_Description of the task_
Restate the whole listing word for word. Pictures are left out.
╭─ Record excerpts
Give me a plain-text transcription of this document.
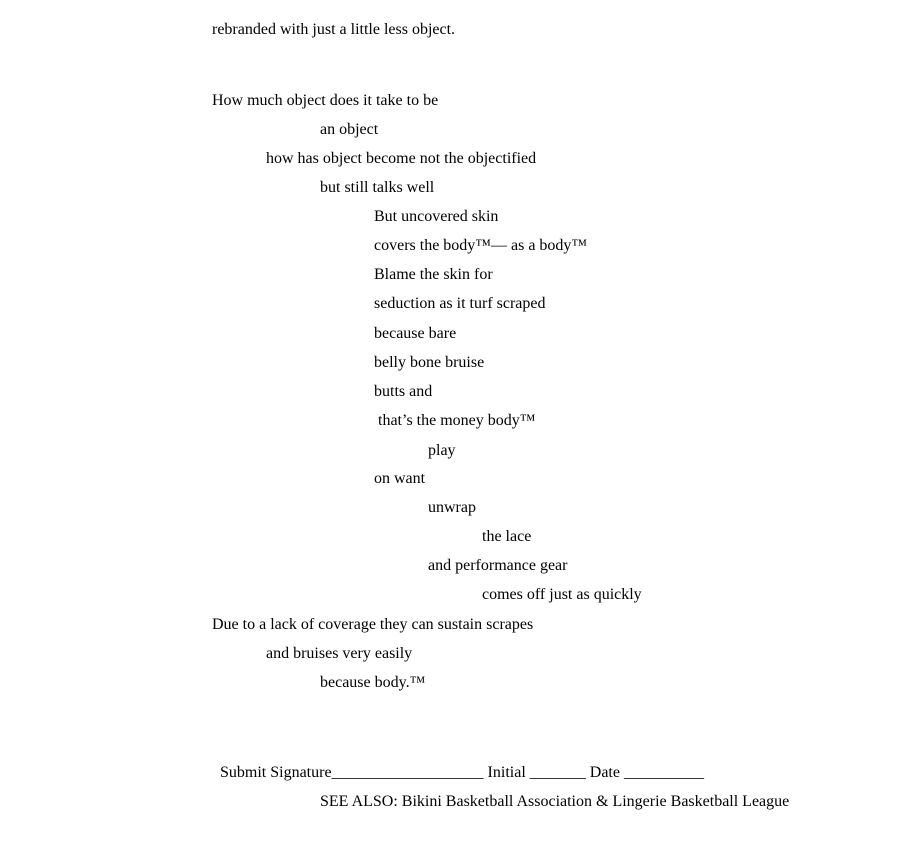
rebranded with just a little less object.
How much object does it take to be
an object
how has object become not the objectified
but still talks well
But uncovered skin
covers the body™— as a body™
Blame the skin for
seduction as it turf scraped
because bare
belly bone bruise
butts and
that’s the money body™
play
on want
unwrap
the lace
and performance gear
comes off just as quickly
Due to a lack of coverage they can sustain scrapes
and bruises very easily
because body.™
Submit Signature___________________ Initial _______ Date __________
SEE ALSO: Bikini Basketball Association & Lingerie Basketball League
╰─
_Answer to the problem_
Give me a plain-text transcription of this document.
rebranded with just a little less object.
How much object does it take to be
an object
how has object become not the objectified
but still talks well
But uncovered skin
covers the body™— as a body™
Blame the skin for
seduction as it turf scraped
because bare
belly bone bruise
butts and
that’s the money body™
play
on want
unwrap
the lace
and performance gear
comes off just as quickly
Due to a lack of coverage they can sustain scrapes
and bruises very easily
because body.™
Submit Signature___________________ Initial _______ Date __________
SEE ALSO: Bikini Basketball Association & Lingerie Basketball League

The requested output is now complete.